- YOUR GOAL:
Only the lines from the line holding "Type out the text in this image." through the final line of the entries below are to be returned, exactly as they stand.

— Start EXCERPTED DATA —

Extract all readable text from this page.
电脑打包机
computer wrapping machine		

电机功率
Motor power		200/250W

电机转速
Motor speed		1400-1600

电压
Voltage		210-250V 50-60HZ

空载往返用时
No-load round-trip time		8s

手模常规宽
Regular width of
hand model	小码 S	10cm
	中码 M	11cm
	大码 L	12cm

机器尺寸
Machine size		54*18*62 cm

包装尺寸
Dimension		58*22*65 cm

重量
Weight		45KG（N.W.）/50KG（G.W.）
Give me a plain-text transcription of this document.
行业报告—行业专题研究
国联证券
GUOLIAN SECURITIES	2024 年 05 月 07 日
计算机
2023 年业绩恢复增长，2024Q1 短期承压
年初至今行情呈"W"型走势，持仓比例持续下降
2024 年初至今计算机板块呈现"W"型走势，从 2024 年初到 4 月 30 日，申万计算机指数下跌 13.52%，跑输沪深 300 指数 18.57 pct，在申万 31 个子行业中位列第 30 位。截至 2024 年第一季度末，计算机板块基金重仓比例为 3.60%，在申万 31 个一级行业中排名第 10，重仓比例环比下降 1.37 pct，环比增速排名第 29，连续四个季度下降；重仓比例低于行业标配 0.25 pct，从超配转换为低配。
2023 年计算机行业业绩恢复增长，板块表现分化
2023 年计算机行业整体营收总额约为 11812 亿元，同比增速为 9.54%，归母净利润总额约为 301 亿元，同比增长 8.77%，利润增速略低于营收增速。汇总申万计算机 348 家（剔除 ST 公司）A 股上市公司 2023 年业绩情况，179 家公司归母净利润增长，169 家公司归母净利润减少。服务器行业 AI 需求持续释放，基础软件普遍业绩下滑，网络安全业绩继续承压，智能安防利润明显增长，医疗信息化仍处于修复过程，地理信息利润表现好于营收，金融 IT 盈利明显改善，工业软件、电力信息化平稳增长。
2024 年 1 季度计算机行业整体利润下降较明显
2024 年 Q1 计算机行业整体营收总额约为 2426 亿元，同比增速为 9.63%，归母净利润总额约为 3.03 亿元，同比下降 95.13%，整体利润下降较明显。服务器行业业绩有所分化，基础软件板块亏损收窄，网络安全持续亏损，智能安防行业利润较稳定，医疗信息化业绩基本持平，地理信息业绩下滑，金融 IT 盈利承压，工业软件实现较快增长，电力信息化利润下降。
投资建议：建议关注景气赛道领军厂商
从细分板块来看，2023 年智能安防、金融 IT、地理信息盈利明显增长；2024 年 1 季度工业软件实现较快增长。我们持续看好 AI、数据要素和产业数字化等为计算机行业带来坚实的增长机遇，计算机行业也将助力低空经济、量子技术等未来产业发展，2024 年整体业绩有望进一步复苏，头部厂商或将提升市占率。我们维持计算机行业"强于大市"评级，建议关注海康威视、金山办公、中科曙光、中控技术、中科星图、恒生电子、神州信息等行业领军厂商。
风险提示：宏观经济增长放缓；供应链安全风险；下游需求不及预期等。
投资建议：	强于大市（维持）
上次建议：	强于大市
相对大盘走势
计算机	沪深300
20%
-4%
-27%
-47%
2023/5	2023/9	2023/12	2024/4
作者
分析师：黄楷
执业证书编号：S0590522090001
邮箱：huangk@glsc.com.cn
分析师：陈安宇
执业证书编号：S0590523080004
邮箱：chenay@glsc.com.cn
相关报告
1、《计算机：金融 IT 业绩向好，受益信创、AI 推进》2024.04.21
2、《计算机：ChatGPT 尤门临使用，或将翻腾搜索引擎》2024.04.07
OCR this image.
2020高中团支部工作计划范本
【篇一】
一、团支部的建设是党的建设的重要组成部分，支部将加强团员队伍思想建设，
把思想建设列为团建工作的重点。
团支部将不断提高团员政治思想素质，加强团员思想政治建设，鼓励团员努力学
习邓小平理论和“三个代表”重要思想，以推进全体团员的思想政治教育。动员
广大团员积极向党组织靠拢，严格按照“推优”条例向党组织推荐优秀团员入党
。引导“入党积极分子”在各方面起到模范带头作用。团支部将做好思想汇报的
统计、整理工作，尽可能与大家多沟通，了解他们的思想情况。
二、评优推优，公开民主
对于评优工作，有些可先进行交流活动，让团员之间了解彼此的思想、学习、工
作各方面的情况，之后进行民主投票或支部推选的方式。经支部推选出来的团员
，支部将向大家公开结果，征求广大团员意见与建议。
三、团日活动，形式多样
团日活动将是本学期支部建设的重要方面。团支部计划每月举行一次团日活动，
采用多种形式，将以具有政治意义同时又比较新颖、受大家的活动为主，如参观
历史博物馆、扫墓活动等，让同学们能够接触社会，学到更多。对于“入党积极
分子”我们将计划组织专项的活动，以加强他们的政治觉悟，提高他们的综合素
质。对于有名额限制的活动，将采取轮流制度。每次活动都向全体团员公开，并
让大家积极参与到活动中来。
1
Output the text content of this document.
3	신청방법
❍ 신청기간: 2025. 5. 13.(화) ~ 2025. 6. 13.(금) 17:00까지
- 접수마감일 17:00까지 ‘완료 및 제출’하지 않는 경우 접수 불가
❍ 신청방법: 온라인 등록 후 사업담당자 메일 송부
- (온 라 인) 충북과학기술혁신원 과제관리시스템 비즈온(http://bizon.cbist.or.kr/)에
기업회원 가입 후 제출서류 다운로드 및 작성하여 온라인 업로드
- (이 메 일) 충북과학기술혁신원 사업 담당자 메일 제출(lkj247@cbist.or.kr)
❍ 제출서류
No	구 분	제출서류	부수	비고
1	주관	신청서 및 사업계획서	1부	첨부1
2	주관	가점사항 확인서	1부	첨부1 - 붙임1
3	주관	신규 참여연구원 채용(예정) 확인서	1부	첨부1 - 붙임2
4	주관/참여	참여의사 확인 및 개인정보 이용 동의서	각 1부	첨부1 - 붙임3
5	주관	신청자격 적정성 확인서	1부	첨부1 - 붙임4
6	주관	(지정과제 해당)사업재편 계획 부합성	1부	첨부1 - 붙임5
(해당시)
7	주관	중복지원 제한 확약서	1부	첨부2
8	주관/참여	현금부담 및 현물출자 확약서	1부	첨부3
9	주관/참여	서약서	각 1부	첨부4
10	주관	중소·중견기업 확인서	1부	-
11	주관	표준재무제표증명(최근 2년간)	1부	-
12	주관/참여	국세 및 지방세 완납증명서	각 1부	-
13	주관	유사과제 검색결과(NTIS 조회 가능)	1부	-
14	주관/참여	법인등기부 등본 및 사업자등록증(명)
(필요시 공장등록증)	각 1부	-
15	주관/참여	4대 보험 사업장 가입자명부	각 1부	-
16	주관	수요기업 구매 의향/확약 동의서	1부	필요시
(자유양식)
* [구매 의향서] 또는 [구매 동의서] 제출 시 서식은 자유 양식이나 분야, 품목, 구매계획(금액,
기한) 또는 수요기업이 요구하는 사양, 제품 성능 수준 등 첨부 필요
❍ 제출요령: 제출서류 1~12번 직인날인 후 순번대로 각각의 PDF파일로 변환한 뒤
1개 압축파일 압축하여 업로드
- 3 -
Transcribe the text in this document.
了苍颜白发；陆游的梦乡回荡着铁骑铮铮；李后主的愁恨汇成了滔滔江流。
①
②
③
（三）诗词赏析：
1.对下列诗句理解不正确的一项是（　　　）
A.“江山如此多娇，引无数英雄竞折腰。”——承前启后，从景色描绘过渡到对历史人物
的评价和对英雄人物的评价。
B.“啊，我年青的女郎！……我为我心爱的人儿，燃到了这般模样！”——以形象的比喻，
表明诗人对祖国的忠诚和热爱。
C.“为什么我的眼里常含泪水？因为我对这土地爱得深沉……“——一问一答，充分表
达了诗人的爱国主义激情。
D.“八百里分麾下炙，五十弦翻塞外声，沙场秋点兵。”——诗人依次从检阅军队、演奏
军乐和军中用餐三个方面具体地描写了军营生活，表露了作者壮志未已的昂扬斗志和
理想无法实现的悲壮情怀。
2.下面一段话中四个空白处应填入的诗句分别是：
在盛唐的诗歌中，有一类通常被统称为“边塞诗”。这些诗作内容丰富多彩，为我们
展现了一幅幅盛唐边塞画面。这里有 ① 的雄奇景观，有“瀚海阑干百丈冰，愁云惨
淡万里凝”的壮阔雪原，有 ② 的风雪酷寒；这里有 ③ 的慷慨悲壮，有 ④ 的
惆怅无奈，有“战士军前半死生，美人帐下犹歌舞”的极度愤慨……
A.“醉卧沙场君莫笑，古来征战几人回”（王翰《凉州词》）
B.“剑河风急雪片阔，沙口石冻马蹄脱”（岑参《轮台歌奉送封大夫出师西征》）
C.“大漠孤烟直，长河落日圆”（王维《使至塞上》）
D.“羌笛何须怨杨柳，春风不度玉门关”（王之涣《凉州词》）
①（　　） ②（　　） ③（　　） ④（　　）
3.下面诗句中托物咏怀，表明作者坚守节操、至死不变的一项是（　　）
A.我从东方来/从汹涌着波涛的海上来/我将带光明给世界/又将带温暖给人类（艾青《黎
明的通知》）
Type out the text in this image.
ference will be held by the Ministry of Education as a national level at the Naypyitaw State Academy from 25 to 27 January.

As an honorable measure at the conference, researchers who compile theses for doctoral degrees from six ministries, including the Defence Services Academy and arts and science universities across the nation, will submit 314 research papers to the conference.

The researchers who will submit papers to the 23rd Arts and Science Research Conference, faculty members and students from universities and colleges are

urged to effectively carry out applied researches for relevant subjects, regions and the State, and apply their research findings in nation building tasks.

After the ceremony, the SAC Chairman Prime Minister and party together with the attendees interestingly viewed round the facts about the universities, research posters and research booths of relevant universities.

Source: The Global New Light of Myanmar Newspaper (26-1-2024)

— End EXCERPTED DATA —

- FULL RESPONSE:
Type out the text in this image.
ference will be held by the Ministry of Education as a national level at the Naypyitaw State Academy from 25 to 27 January.

As an honorable measure at the conference, researchers who compile theses for doctoral degrees from six ministries, including the Defence Services Academy and arts and science universities across the nation, will submit 314 research papers to the conference.

The researchers who will submit papers to the 23rd Arts and Science Research Conference, faculty members and students from universities and colleges are

urged to effectively carry out applied researches for relevant subjects, regions and the State, and apply their research findings in nation building tasks.

After the ceremony, the SAC Chairman Prime Minister and party together with the attendees interestingly viewed round the facts about the universities, research posters and research booths of relevant universities.

Source: The Global New Light of Myanmar Newspaper (26-1-2024)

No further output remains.